> Prompt
Every line from the one with "Enumerate this screenshot's" through the end of the entries below should be written out exactly; the pictures should not.

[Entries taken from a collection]

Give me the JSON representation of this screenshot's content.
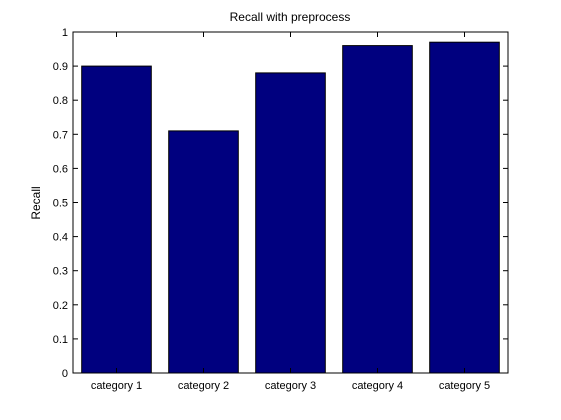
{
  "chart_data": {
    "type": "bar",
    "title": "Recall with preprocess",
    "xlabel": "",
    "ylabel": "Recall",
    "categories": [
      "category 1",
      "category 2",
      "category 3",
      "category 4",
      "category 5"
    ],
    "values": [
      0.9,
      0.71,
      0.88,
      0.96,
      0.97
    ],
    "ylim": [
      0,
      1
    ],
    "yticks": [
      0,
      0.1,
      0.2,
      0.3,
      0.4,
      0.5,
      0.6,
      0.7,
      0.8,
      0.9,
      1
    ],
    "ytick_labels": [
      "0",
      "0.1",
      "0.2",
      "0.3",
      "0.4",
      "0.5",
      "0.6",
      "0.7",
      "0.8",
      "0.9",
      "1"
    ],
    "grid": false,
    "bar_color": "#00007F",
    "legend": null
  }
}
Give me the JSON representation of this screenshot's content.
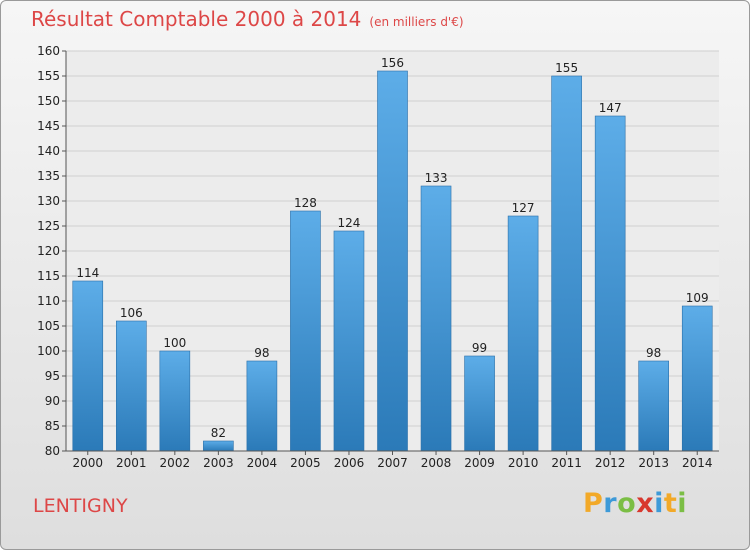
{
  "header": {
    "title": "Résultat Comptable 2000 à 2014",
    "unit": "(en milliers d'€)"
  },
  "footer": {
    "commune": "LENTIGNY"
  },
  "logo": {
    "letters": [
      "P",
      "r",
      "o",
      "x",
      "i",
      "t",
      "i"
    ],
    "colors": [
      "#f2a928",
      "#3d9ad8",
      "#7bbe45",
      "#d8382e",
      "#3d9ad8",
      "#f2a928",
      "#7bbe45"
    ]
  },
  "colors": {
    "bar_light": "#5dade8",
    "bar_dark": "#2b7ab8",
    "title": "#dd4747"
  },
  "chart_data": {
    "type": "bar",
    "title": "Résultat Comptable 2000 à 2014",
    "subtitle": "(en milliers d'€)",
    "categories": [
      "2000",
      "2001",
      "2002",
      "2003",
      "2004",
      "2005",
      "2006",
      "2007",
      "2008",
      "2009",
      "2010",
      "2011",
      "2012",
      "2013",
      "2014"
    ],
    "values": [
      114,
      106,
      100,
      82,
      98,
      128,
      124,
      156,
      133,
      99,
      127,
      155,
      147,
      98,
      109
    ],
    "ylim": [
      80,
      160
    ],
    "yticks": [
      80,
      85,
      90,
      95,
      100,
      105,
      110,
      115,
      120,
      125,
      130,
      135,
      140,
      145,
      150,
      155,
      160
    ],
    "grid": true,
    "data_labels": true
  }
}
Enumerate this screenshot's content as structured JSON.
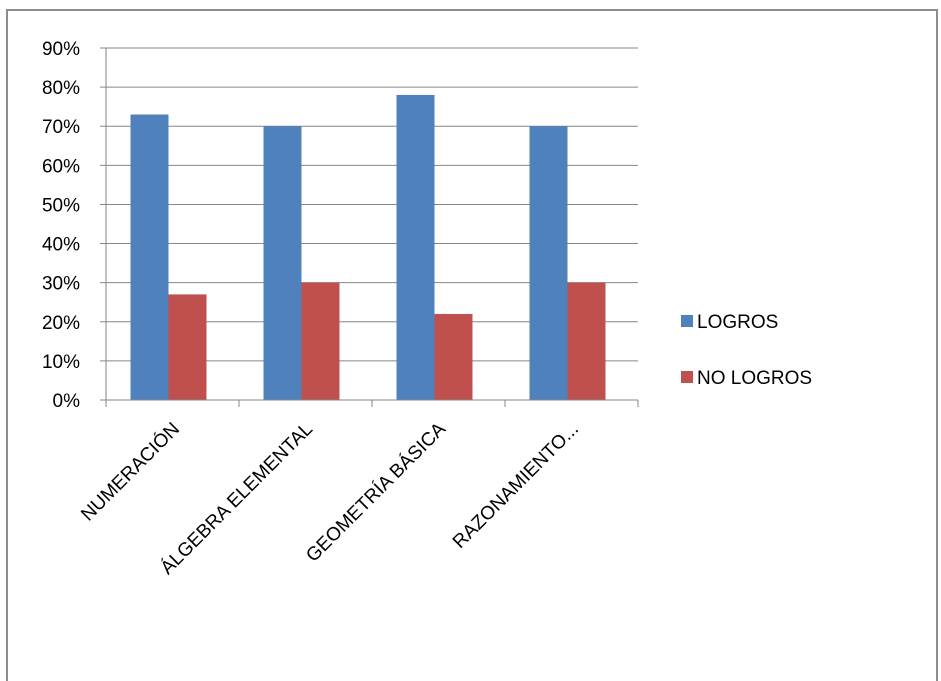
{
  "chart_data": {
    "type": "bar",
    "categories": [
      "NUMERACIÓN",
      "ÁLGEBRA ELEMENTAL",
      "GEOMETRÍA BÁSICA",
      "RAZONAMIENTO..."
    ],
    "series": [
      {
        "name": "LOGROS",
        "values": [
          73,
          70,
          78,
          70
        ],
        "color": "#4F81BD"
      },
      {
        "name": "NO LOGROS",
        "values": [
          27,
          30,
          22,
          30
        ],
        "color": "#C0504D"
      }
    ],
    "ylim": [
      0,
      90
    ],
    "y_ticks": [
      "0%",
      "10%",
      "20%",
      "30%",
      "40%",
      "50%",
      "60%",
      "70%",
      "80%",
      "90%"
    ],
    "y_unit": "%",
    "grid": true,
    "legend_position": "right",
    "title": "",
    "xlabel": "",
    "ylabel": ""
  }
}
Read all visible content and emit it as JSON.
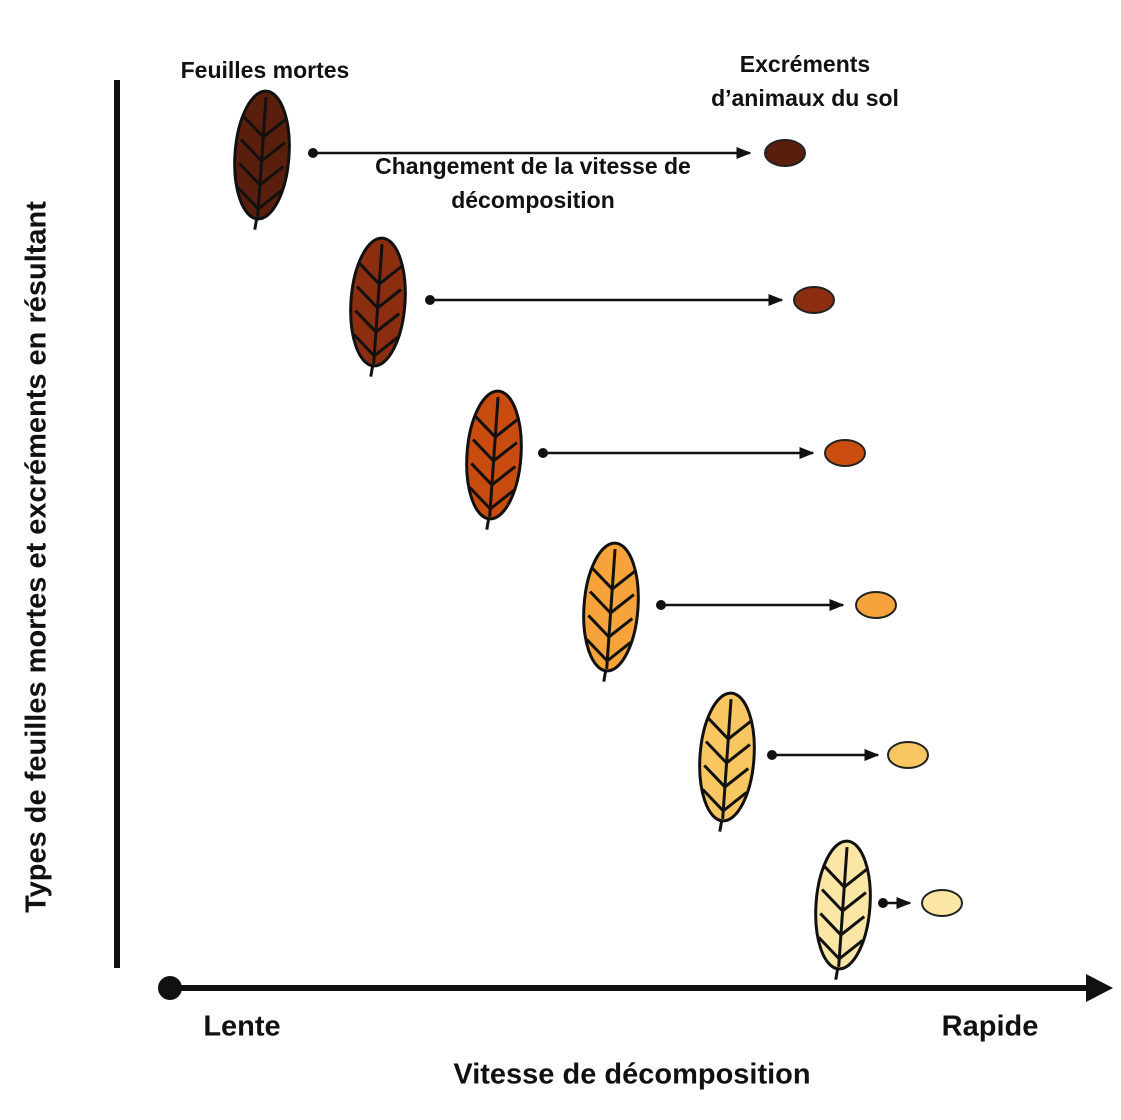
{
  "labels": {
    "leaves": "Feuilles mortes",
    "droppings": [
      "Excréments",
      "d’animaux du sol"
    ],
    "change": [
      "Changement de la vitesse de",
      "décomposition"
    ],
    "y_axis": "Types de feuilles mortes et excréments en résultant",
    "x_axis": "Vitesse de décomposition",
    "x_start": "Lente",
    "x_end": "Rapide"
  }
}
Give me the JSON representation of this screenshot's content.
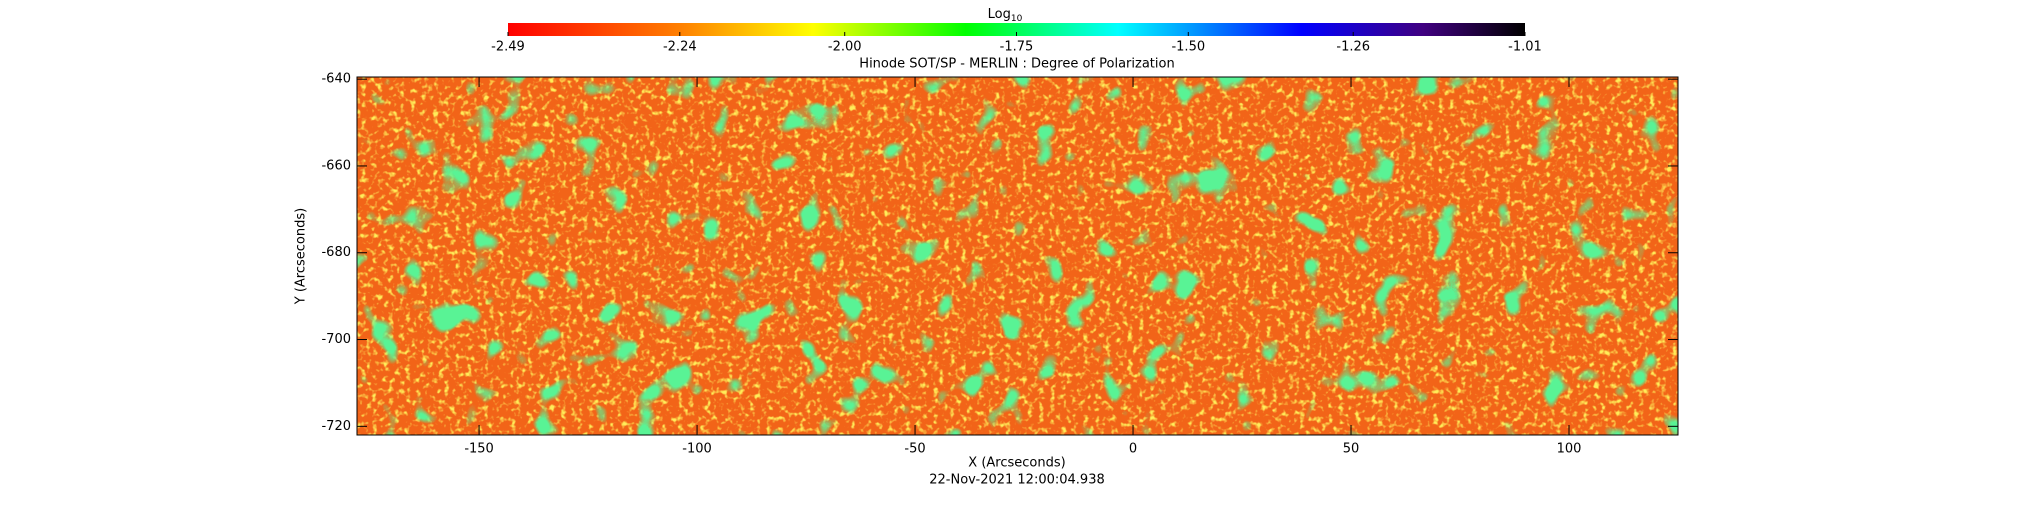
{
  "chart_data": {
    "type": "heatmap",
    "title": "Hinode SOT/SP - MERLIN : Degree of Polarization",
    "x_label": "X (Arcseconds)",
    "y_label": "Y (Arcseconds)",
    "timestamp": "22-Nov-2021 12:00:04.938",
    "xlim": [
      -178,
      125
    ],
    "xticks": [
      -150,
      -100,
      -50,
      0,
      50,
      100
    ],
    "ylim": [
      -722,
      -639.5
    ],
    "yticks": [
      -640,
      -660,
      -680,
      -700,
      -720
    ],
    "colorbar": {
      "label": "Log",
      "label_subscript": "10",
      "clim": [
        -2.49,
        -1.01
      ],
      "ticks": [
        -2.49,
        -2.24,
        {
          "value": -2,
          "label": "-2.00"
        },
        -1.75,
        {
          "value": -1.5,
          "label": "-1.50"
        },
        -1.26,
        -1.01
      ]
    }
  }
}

> Expected answer
Enumerate this screenshot's content as structured JSON.
{
  "chart_data": {
    "type": "bar",
    "categories": [
      "NUMERACIÓN",
      "ÁLGEBRA ELEMENTAL",
      "GEOMETRÍA BÁSICA",
      "RAZONAMIENTO..."
    ],
    "series": [
      {
        "name": "LOGROS",
        "values": [
          73,
          70,
          78,
          70
        ],
        "color": "#4F81BD"
      },
      {
        "name": "NO LOGROS",
        "values": [
          27,
          30,
          22,
          30
        ],
        "color": "#C0504D"
      }
    ],
    "ylim": [
      0,
      90
    ],
    "y_ticks": [
      "0%",
      "10%",
      "20%",
      "30%",
      "40%",
      "50%",
      "60%",
      "70%",
      "80%",
      "90%"
    ],
    "y_unit": "%",
    "grid": true,
    "legend_position": "right",
    "title": "",
    "xlabel": "",
    "ylabel": ""
  }
}
Read all visible content and emit it as JSON.
{
  "labels": {
    "leaves": "Feuilles mortes",
    "droppings": [
      "Excréments",
      "d’animaux du sol"
    ],
    "change": [
      "Changement de la vitesse de",
      "décomposition"
    ],
    "y_axis": "Types de feuilles mortes et excréments en résultant",
    "x_axis": "Vitesse de décomposition",
    "x_start": "Lente",
    "x_end": "Rapide"
  }
}
Give me the JSON representation of this screenshot's content.
{
  "chart_data": {
    "type": "heatmap",
    "title": "Hinode SOT/SP - MERLIN : Degree of Polarization",
    "x_label": "X (Arcseconds)",
    "y_label": "Y (Arcseconds)",
    "timestamp": "22-Nov-2021 12:00:04.938",
    "xlim": [
      -178,
      125
    ],
    "xticks": [
      -150,
      -100,
      -50,
      0,
      50,
      100
    ],
    "ylim": [
      -722,
      -639.5
    ],
    "yticks": [
      -640,
      -660,
      -680,
      -700,
      -720
    ],
    "colorbar": {
      "label": "Log",
      "label_subscript": "10",
      "clim": [
        -2.49,
        -1.01
      ],
      "ticks": [
        -2.49,
        -2.24,
        {
          "value": -2,
          "label": "-2.00"
        },
        -1.75,
        {
          "value": -1.5,
          "label": "-1.50"
        },
        -1.26,
        -1.01
      ]
    }
  }
}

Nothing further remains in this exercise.